--- DATA TO PROCESS ---
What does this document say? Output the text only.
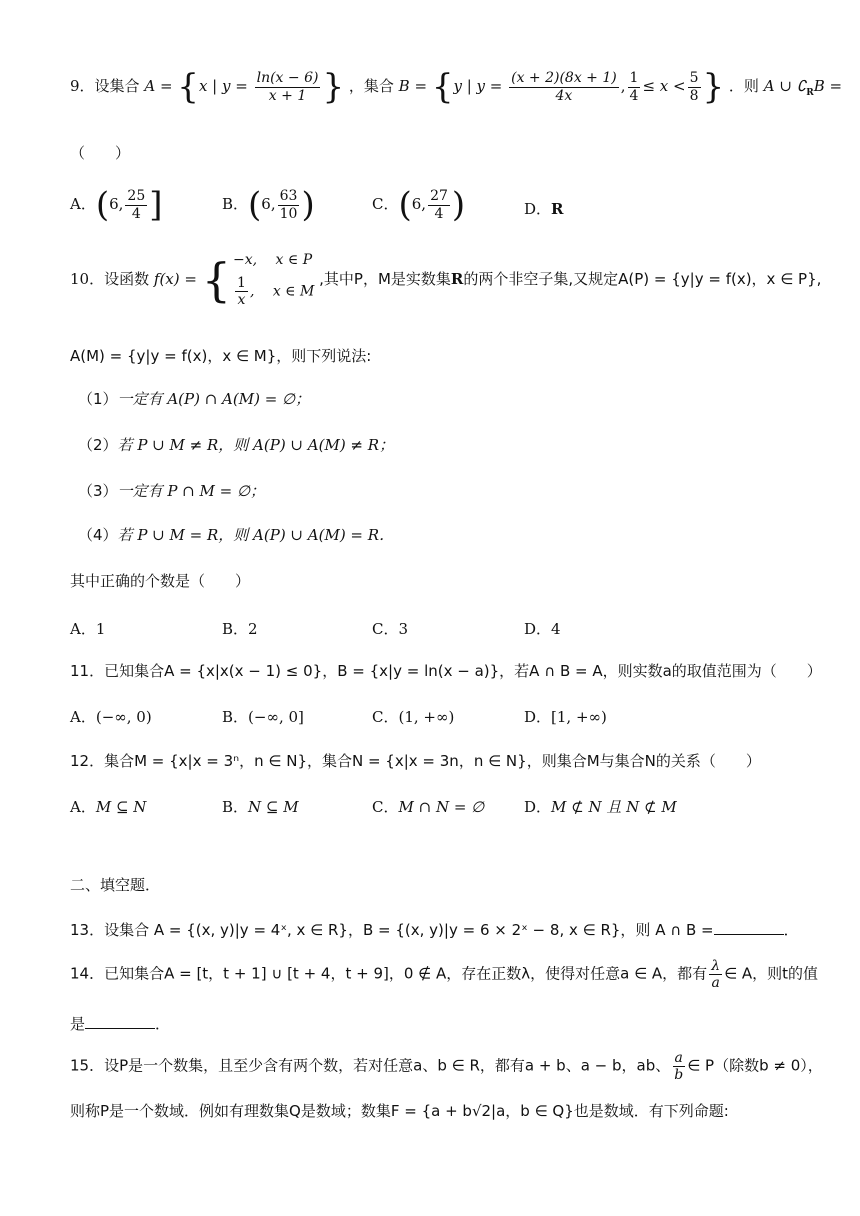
9．设集合 A = {x | $y = \frac{\ln(x - 6)}{x + 1}$ } ，集合 B = {y | $y = \frac{(x + 2)(8x + 1)}{4x}$ , $\frac{1}{4} \le x < \frac{5}{8}$ } ．则 A ∪ $∁_RB$ =
（　　）
A．(6, $\frac{25}{4}$ ]	B．(6, $\frac{63}{10}$ )	C．(6, $\frac{27}{4}$ )	D．R
10．设函数 f(x) = { −x,　 x ∈ P
$\frac{1}{x}$ ,　 x ∈ M
,其中P，M是实数集R的两个非空子集,又规定A(P) = {y|y = f(x)，x ∈ P},
A(M) = {y|y = f(x)，x ∈ M}，则下列说法:
（1）一定有 A(P) ∩ A(M) = ∅；
（2）若 P ∪ M ≠ R，则 A(P) ∪ A(M) ≠ R；
（3）一定有 P ∩ M = ∅；
（4）若 P ∪ M = R，则 A(P) ∪ A(M) = R．
其中正确的个数是（　　）
A．1	B．2	C．3	D．4
11．已知集合A = {x|x(x − 1) ≤ 0}，B = {x|y = ln(x − a)}，若A ∩ B = A，则实数a的取值范围为（　　）
A．(−∞, 0)	B．(−∞, 0]	C．(1, +∞)	D．[1, +∞)
12．集合M = {x|x = 3ⁿ，n ∈ N}，集合N = {x|x = 3n，n ∈ N}，则集合M与集合N的关系（　　）
A．M ⊆ N	B．N ⊆ M	C．M ∩ N = ∅	D．M ⊄ N 且 N ⊄ M
二、填空题．
13．设集合 A = {(x, y)|y = 4ˣ, x ∈ R}，B = {(x, y)|y = 6 × 2ˣ − 8, x ∈ R}，则 A ∩ B =	．
14．已知集合A = [t，t + 1] ∪ [t + 4，t + 9]，0 ∉ A，存在正数λ，使得对任意a ∈ A，都有 $\frac{\lambda}{a}$ ∈ A，则t的值
是	．
15．设P是一个数集，且至少含有两个数，若对任意a、b ∈ R，都有a + b、a − b，ab、 $\frac{a}{b}$ ∈ P（除数b ≠ 0），
则称P是一个数域．例如有理数集Q是数域；数集F = {a + b√2|a，b ∈ Q}也是数域．有下列命题:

--- SHORT EXERCISE ---
Looking at the records above, say how many lines hold the string "frac". Write nothing but the number.

--- CORRECT RESPONSE ---
5